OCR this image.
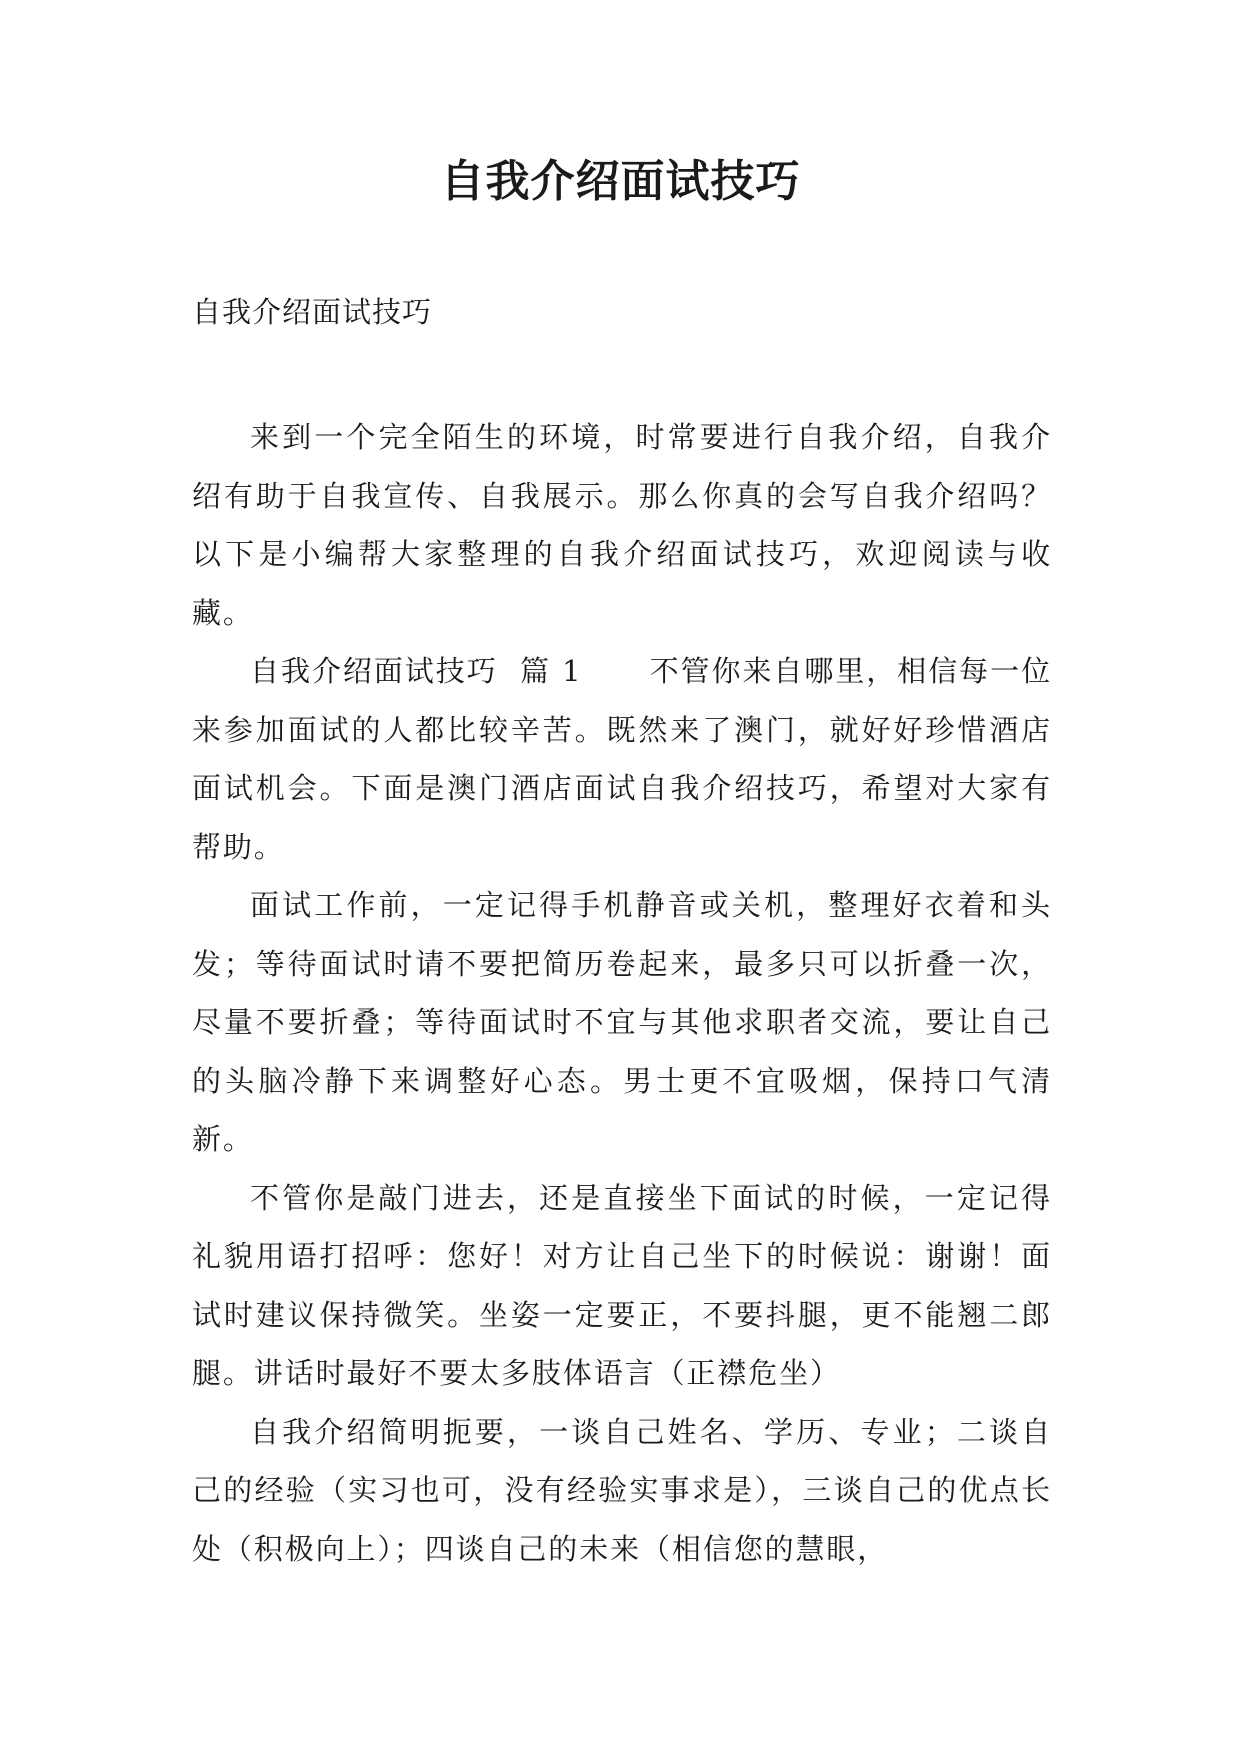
自我介绍面试技巧

自我介绍面试技巧

来到一个完全陌生的环境，时常要进行自我介绍，自我介绍有助于自我宣传、自我展示。那么你真的会写自我介绍吗？以下是小编帮大家整理的自我介绍面试技巧，欢迎阅读与收藏。

自我介绍面试技巧  篇 1 不管你来自哪里，相信每一位来参加面试的人都比较辛苦。既然来了澳门，就好好珍惜酒店面试机会。下面是澳门酒店面试自我介绍技巧，希望对大家有帮助。

面试工作前，一定记得手机静音或关机，整理好衣着和头发；等待面试时请不要把简历卷起来，最多只可以折叠一次，尽量不要折叠；等待面试时不宜与其他求职者交流，要让自己的头脑冷静下来调整好心态。男士更不宜吸烟，保持口气清新。

不管你是敲门进去，还是直接坐下面试的时候，一定记得礼貌用语打招呼：您好！对方让自己坐下的时候说：谢谢！面试时建议保持微笑。坐姿一定要正，不要抖腿，更不能翘二郎腿。讲话时最好不要太多肢体语言（正襟危坐）

自我介绍简明扼要，一谈自己姓名、学历、专业；二谈自己的经验（实习也可，没有经验实事求是），三谈自己的优点长处（积极向上）；四谈自己的未来（相信您的慧眼，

» Directions for this task
Send back the data above word for word, with the pictures left out.

» Solution below
OCR this image.
自我介绍面试技巧

自我介绍面试技巧

来到一个完全陌生的环境，时常要进行自我介绍，自我介绍有助于自我宣传、自我展示。那么你真的会写自我介绍吗？以下是小编帮大家整理的自我介绍面试技巧，欢迎阅读与收藏。

自我介绍面试技巧  篇 1 不管你来自哪里，相信每一位来参加面试的人都比较辛苦。既然来了澳门，就好好珍惜酒店面试机会。下面是澳门酒店面试自我介绍技巧，希望对大家有帮助。

面试工作前，一定记得手机静音或关机，整理好衣着和头发；等待面试时请不要把简历卷起来，最多只可以折叠一次，尽量不要折叠；等待面试时不宜与其他求职者交流，要让自己的头脑冷静下来调整好心态。男士更不宜吸烟，保持口气清新。

不管你是敲门进去，还是直接坐下面试的时候，一定记得礼貌用语打招呼：您好！对方让自己坐下的时候说：谢谢！面试时建议保持微笑。坐姿一定要正，不要抖腿，更不能翘二郎腿。讲话时最好不要太多肢体语言（正襟危坐）

自我介绍简明扼要，一谈自己姓名、学历、专业；二谈自己的经验（实习也可，没有经验实事求是），三谈自己的优点长处（积极向上）；四谈自己的未来（相信您的慧眼，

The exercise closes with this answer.